Within the records that follow, find every line containing the string "Note". Copy those lines.
##############################
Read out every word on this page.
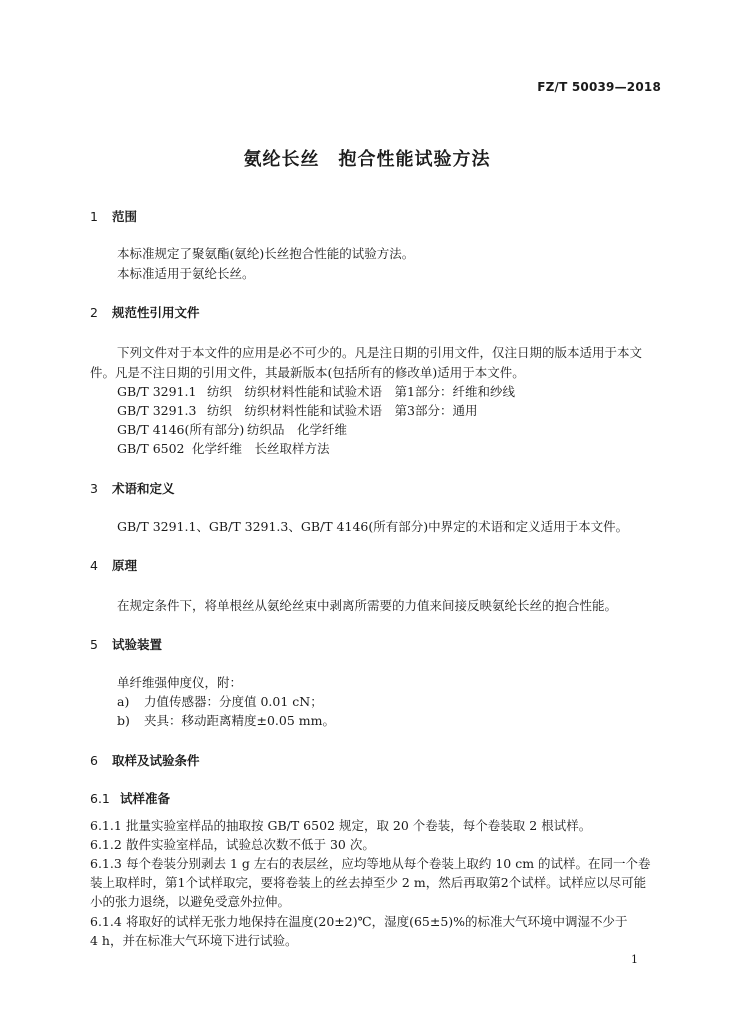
FZ/T 50039—2018
氨纶长丝　抱合性能试验方法
1 范围
本标准规定了聚氨酯(氨纶)长丝抱合性能的试验方法。
本标准适用于氨纶长丝。
2 规范性引用文件
下列文件对于本文件的应用是必不可少的。凡是注日期的引用文件，仅注日期的版本适用于本文
件。凡是不注日期的引用文件，其最新版本(包括所有的修改单)适用于本文件。
GB/T 3291.1 纺织　纺织材料性能和试验术语　第1部分：纤维和纱线
GB/T 3291.3 纺织　纺织材料性能和试验术语　第3部分：通用
GB/T 4146(所有部分) 纺织品　化学纤维
GB/T 6502 化学纤维　长丝取样方法
3 术语和定义
GB/T 3291.1、GB/T 3291.3、GB/T 4146(所有部分)中界定的术语和定义适用于本文件。
4 原理
在规定条件下，将单根丝从氨纶丝束中剥离所需要的力值来间接反映氨纶长丝的抱合性能。
5 试验装置
单纤维强伸度仪，附：
a) 力值传感器：分度值 0.01 cN；
b) 夹具：移动距离精度±0.05 mm。
6 取样及试验条件
6.1 试样准备
6.1.1 批量实验室样品的抽取按 GB/T 6502 规定，取 20 个卷装，每个卷装取 2 根试样。
6.1.2 散件实验室样品，试验总次数不低于 30 次。
6.1.3 每个卷装分别剥去 1 g 左右的表层丝，应均等地从每个卷装上取约 10 cm 的试样。在同一个卷
装上取样时，第1个试样取完，要将卷装上的丝去掉至少 2 m，然后再取第2个试样。试样应以尽可能
小的张力退绕，以避免受意外拉伸。
6.1.4 将取好的试样无张力地保持在温度(20±2)℃，湿度(65±5)%的标准大气环境中调湿不少于
4 h，并在标准大气环境下进行试验。
1
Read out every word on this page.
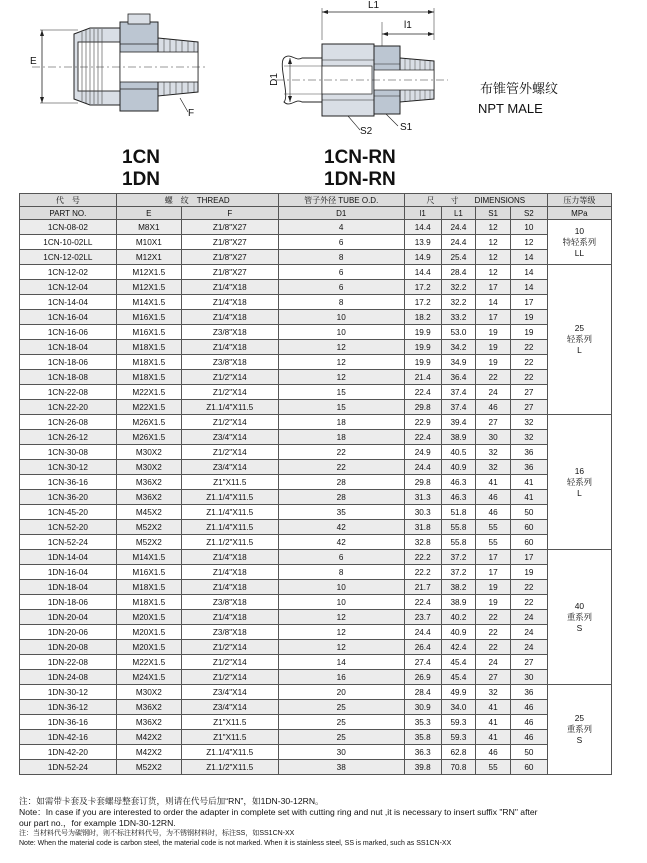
E
F
L1
l1
D1
S2	S1
布锥管外螺纹
NPT MALE
1CN
1DN
1CN-RN
1DN-RN
代　号	螺　纹　THREAD		管子外径 TUBE O.D.	尺　　寸　　DIMENSIONS				压力等级
PART NO.	E	F	D1	l1	L1	S1	S2	MPa
1CN-08-02	M8X1	Z1/8"X27	4	14.4	24.4	12	10	10
特轻系列
LL

1CN-10-02LL	M10X1	Z1/8"X27	6	13.9	24.4	12	12	
1CN-12-02LL	M12X1	Z1/8"X27	8	14.9	25.4	12	14	
1CN-12-02	M12X1.5	Z1/8"X27	6	14.4	28.4	12	14	25
轻系列
L

1CN-12-04	M12X1.5	Z1/4"X18	6	17.2	32.2	17	14	
1CN-14-04	M14X1.5	Z1/4"X18	8	17.2	32.2	14	17	
1CN-16-04	M16X1.5	Z1/4"X18	10	18.2	33.2	17	19	
1CN-16-06	M16X1.5	Z3/8"X18	10	19.9	53.0	19	19	
1CN-18-04	M18X1.5	Z1/4"X18	12	19.9	34.2	19	22	
1CN-18-06	M18X1.5	Z3/8"X18	12	19.9	34.9	19	22	
1CN-18-08	M18X1.5	Z1/2"X14	12	21.4	36.4	22	22	
1CN-22-08	M22X1.5	Z1/2"X14	15	22.4	37.4	24	27	
1CN-22-20	M22X1.5	Z1.1/4"X11.5	15	29.8	37.4	46	27	
1CN-26-08	M26X1.5	Z1/2"X14	18	22.9	39.4	27	32	16
轻系列
L

1CN-26-12	M26X1.5	Z3/4"X14	18	22.4	38.9	30	32	
1CN-30-08	M30X2	Z1/2"X14	22	24.9	40.5	32	36	
1CN-30-12	M30X2	Z3/4"X14	22	24.4	40.9	32	36	
1CN-36-16	M36X2	Z1"X11.5	28	29.8	46.3	41	41	
1CN-36-20	M36X2	Z1.1/4"X11.5	28	31.3	46.3	46	41	
1CN-45-20	M45X2	Z1.1/4"X11.5	35	30.3	51.8	46	50	
1CN-52-20	M52X2	Z1.1/4"X11.5	42	31.8	55.8	55	60	
1CN-52-24	M52X2	Z1.1/2"X11.5	42	32.8	55.8	55	60	
1DN-14-04	M14X1.5	Z1/4"X18	6	22.2	37.2	17	17	40
重系列
S

1DN-16-04	M16X1.5	Z1/4"X18	8	22.2	37.2	17	19	
1DN-18-04	M18X1.5	Z1/4"X18	10	21.7	38.2	19	22	
1DN-18-06	M18X1.5	Z3/8"X18	10	22.4	38.9	19	22	
1DN-20-04	M20X1.5	Z1/4"X18	12	23.7	40.2	22	24	
1DN-20-06	M20X1.5	Z3/8"X18	12	24.4	40.9	22	24	
1DN-20-08	M20X1.5	Z1/2"X14	12	26.4	42.4	22	24	
1DN-22-08	M22X1.5	Z1/2"X14	14	27.4	45.4	24	27	
1DN-24-08	M24X1.5	Z1/2"X14	16	26.9	45.4	27	30	
1DN-30-12	M30X2	Z3/4"X14	20	28.4	49.9	32	36	25
重系列
S

1DN-36-12	M36X2	Z3/4"X14	25	30.9	34.0	41	46	
1DN-36-16	M36X2	Z1"X11.5	25	35.3	59.3	41	46	
1DN-42-16	M42X2	Z1"X11.5	25	35.8	59.3	41	46	
1DN-42-20	M42X2	Z1.1/4"X11.5	30	36.3	62.8	46	50	
1DN-52-24	M52X2	Z1.1/2"X11.5	38	39.8	70.8	55	60	
注：如需带卡套及卡套螺母整套订货，则请在代号后加“RN”，如1DN-30-12RN。
Note：In case if you are interested to order the adapter in complete set with cutting ring and nut ,it is necessary to insert suffix "RN" after
our part no.，for example 1DN-30-12RN.
注：当材料代号为碳钢时，则不标注材料代号，为不锈钢材料时，标注SS，如SS1CN-XX
Note: When the material code is carbon steel, the material code is not marked. When it is stainless steel, SS is marked, such as SS1CN-XX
##############################
**Answer to this task:**
Note：In case if you are interested to order the adapter in complete set with cutting ring and nut ,it is necessary to insert suffix "RN" after
Note: When the material code is carbon steel, the material code is not marked. When it is stainless steel, SS is marked, such as SS1CN-XX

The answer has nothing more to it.